▸ **What to produce**
Output the material beneath exactly, leaving nothing out.

A run of records
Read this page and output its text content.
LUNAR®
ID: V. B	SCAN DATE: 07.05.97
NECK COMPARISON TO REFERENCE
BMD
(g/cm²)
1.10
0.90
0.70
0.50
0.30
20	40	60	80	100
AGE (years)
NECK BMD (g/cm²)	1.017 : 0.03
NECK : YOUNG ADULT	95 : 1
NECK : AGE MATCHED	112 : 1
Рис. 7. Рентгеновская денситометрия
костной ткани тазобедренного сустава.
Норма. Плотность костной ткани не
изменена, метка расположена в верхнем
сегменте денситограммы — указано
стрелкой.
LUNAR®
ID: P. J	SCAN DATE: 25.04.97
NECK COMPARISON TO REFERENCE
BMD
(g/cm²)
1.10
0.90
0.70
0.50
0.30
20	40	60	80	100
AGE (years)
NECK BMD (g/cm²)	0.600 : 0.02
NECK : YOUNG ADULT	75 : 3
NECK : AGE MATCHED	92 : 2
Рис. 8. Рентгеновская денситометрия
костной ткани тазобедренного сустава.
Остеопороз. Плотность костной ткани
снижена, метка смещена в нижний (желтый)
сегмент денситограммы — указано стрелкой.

▸ **Solution below**
Read this page and output its text content.
LUNAR®
ID: V. B	SCAN DATE: 07.05.97
NECK COMPARISON TO REFERENCE
BMD
(g/cm²)
1.10
0.90
0.70
0.50
0.30
20	40	60	80	100
AGE (years)
NECK BMD (g/cm²)	1.017 : 0.03
NECK : YOUNG ADULT	95 : 1
NECK : AGE MATCHED	112 : 1
Рис. 7. Рентгеновская денситометрия
костной ткани тазобедренного сустава.
Норма. Плотность костной ткани не
изменена, метка расположена в верхнем
сегменте денситограммы — указано
стрелкой.
LUNAR®
ID: P. J	SCAN DATE: 25.04.97
NECK COMPARISON TO REFERENCE
BMD
(g/cm²)
1.10
0.90
0.70
0.50
0.30
20	40	60	80	100
AGE (years)
NECK BMD (g/cm²)	0.600 : 0.02
NECK : YOUNG ADULT	75 : 3
NECK : AGE MATCHED	92 : 2
Рис. 8. Рентгеновская денситометрия
костной ткани тазобедренного сустава.
Остеопороз. Плотность костной ткани
снижена, метка смещена в нижний (желтый)
сегмент денситограммы — указано стрелкой.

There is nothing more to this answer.